SHORT TASK>
Return the lines where the word "doctor" occurs.

[START OF ENTRIES SHOWN]

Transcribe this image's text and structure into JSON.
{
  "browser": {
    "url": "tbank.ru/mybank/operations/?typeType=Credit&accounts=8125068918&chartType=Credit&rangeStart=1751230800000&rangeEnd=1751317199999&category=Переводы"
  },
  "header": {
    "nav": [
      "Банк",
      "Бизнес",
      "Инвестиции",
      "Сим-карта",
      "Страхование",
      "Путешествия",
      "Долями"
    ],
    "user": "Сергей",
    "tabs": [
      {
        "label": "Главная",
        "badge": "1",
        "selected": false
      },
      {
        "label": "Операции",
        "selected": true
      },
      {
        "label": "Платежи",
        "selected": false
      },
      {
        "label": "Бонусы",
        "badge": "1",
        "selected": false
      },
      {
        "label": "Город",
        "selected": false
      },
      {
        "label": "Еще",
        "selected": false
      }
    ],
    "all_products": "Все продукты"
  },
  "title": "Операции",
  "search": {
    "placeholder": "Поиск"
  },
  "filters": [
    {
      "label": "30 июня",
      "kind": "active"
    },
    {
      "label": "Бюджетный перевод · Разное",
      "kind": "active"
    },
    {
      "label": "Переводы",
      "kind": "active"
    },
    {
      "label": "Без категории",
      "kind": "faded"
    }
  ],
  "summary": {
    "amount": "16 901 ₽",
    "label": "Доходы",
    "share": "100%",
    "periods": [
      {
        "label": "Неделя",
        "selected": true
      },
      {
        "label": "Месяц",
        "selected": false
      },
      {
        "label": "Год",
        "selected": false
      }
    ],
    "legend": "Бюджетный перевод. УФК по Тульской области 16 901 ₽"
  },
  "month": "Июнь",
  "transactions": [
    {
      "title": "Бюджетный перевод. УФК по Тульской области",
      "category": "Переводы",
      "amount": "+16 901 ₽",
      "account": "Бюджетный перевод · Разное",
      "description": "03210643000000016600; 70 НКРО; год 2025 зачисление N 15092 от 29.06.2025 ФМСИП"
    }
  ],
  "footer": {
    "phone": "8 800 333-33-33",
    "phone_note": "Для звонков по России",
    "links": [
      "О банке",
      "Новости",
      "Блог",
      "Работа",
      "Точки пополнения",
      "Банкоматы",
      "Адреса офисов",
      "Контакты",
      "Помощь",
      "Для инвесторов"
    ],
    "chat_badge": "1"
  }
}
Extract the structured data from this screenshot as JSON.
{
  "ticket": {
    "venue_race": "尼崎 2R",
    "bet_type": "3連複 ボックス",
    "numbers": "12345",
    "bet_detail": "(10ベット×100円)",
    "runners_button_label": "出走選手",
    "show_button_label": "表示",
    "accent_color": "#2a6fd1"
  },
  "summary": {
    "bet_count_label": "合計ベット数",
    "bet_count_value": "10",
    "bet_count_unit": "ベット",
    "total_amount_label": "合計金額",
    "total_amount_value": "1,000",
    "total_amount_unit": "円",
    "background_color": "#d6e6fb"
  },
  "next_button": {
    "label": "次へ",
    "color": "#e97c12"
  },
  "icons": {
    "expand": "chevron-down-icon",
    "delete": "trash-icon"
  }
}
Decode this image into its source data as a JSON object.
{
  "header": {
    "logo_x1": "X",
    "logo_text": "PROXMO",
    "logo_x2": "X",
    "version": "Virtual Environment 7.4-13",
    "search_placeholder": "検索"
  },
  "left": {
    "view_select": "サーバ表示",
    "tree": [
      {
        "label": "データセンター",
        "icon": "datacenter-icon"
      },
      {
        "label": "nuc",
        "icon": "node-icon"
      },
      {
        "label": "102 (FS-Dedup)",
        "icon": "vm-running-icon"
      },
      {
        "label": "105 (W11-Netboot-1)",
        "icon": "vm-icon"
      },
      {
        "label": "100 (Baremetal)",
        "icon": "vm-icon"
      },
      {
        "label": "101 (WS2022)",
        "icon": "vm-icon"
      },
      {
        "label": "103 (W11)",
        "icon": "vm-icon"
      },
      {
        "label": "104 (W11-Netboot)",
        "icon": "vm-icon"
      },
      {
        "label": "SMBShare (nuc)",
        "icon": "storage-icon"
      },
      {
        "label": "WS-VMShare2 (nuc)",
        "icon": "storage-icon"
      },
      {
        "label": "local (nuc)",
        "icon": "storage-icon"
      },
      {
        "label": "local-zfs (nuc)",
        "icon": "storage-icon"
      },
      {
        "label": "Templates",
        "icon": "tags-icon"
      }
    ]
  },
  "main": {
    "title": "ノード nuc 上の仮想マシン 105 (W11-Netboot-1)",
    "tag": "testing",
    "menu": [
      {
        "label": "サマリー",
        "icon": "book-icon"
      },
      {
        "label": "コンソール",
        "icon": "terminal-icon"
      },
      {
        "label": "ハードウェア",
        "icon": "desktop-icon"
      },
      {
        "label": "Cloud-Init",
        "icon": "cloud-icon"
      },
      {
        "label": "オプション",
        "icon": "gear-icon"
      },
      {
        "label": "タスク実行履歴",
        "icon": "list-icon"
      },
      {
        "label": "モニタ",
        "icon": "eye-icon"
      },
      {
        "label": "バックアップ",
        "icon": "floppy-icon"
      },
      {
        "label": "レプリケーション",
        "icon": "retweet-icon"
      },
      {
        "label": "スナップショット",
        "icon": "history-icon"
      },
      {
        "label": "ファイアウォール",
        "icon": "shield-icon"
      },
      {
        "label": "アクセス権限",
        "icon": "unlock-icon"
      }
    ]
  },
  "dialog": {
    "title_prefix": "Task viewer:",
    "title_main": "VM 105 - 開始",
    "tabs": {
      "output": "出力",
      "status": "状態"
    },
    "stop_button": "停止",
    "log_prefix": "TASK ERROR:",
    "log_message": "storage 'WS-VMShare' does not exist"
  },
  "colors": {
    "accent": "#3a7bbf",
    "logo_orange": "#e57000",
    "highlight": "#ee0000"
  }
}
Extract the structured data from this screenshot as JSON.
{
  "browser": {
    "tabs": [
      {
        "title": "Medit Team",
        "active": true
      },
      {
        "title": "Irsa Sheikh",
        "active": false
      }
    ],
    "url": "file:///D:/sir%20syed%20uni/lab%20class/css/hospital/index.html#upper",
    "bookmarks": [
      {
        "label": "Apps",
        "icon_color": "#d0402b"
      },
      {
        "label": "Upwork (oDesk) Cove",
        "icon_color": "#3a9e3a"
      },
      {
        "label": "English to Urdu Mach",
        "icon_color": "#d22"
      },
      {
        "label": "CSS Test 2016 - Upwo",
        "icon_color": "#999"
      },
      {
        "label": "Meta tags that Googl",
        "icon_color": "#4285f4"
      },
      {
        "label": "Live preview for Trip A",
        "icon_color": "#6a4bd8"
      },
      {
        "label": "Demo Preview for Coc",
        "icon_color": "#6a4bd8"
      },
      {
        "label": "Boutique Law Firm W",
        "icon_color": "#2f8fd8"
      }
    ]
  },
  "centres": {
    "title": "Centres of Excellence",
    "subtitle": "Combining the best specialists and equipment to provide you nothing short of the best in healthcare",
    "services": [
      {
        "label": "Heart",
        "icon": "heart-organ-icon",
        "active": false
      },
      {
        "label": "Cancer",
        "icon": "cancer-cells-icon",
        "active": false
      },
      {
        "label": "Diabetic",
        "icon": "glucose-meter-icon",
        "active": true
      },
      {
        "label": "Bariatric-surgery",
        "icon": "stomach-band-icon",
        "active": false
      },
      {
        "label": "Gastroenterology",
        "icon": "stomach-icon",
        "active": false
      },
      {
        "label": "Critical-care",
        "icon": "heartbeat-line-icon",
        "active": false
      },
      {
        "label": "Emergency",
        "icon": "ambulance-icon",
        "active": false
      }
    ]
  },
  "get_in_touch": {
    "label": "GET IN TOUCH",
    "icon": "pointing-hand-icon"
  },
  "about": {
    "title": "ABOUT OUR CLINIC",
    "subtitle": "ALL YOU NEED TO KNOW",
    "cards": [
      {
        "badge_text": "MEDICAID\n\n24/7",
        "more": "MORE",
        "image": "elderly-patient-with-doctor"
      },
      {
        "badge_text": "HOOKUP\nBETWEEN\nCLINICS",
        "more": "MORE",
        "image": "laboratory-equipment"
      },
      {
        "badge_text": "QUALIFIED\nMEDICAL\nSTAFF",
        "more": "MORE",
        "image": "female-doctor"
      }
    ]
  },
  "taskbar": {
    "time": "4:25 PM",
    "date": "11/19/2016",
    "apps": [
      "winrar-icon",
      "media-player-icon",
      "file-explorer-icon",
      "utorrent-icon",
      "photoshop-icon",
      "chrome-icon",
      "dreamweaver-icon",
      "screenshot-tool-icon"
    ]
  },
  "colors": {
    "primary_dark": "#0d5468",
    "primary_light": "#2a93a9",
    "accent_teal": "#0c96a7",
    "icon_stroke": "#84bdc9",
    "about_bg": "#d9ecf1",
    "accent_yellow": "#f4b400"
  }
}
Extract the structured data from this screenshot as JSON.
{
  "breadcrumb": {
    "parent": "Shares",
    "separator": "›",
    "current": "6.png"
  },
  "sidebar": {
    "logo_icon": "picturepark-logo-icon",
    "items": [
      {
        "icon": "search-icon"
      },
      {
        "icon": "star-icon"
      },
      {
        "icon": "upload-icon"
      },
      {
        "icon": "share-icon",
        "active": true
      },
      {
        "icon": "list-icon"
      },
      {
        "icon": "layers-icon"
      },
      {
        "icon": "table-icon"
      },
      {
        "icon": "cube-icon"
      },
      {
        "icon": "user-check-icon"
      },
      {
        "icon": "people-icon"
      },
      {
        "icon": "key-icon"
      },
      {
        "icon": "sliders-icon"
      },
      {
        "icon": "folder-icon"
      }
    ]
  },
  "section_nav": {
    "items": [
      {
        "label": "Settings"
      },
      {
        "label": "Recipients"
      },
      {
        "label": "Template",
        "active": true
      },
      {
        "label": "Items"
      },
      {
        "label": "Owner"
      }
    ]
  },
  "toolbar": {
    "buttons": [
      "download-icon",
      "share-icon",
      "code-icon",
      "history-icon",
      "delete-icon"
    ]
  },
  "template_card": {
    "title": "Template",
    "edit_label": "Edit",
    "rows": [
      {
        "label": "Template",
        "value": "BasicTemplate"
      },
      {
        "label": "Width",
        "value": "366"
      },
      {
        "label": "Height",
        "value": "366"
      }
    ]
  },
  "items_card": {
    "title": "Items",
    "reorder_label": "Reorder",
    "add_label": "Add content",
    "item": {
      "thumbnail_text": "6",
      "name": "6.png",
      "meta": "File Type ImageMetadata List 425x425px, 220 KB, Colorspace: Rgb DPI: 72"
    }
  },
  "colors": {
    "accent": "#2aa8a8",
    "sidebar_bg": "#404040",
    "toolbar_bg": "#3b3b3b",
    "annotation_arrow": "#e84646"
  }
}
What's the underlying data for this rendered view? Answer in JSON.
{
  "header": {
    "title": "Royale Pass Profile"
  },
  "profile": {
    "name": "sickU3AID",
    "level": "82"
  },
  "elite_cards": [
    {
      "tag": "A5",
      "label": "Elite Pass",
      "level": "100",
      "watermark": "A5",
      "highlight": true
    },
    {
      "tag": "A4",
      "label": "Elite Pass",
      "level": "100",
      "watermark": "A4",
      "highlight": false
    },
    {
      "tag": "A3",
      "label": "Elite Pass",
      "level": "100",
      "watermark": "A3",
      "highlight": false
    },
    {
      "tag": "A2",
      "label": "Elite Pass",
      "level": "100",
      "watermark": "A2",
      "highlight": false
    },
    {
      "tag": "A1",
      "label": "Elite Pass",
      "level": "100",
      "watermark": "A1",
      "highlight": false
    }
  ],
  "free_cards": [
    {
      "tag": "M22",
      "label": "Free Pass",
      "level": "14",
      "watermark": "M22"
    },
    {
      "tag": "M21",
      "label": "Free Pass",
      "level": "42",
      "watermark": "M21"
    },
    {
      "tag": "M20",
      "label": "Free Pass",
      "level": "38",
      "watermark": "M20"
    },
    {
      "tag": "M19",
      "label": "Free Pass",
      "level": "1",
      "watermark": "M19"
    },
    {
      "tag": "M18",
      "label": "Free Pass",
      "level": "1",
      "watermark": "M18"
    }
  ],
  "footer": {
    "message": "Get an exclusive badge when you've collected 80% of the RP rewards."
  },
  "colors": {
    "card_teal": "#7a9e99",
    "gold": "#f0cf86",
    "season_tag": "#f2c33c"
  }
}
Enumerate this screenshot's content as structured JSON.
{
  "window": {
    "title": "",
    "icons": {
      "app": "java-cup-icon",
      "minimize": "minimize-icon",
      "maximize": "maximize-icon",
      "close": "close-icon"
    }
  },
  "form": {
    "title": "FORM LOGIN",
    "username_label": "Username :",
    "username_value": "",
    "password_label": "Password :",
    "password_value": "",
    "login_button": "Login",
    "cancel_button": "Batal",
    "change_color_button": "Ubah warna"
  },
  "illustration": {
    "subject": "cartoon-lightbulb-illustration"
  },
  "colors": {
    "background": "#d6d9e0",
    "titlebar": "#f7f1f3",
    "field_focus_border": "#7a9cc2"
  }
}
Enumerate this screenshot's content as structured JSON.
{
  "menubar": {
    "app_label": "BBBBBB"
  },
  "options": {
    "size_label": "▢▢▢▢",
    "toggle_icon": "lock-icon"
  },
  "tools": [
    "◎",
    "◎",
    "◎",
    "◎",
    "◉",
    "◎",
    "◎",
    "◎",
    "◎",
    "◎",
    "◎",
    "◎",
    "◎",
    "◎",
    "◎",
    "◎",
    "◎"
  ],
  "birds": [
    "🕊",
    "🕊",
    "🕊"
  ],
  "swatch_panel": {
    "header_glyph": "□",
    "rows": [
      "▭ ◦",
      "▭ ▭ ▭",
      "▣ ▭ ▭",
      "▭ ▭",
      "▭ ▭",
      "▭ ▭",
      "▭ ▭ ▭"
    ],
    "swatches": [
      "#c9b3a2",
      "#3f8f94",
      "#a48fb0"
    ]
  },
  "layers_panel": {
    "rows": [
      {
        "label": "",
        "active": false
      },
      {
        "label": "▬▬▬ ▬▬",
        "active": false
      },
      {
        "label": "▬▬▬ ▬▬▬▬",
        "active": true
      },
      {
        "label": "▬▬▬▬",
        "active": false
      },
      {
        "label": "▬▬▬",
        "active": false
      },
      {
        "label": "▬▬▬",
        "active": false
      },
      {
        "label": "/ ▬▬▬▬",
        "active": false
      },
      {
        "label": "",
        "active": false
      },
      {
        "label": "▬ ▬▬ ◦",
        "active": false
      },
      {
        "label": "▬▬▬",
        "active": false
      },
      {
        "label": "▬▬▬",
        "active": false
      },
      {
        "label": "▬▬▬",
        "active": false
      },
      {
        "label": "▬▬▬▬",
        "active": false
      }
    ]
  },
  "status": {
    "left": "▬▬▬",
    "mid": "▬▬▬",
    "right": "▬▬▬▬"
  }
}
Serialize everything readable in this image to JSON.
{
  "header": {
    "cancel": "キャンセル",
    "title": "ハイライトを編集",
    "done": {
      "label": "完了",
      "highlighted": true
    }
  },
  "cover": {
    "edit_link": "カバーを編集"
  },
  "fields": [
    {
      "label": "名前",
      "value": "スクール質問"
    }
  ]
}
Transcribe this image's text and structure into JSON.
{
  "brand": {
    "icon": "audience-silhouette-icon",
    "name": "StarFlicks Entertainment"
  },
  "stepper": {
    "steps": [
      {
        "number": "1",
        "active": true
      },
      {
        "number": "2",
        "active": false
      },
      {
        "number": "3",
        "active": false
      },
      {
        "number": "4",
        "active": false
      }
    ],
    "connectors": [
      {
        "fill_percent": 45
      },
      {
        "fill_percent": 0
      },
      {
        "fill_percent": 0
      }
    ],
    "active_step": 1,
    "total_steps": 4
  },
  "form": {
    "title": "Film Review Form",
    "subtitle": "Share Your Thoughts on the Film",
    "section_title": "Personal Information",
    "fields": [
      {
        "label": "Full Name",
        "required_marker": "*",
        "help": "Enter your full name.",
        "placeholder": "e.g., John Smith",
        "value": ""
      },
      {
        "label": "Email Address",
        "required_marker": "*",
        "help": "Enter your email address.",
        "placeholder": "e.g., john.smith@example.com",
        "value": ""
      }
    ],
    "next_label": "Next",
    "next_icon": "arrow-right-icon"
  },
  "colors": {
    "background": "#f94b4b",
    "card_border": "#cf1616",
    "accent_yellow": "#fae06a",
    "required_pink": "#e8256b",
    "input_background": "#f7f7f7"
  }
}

[END OF ENTRIES SHOWN]

SOLUTION FOR THIS PROBLEM>
        "image": "elderly-patient-with-doctor"
        "image": "female-doctor"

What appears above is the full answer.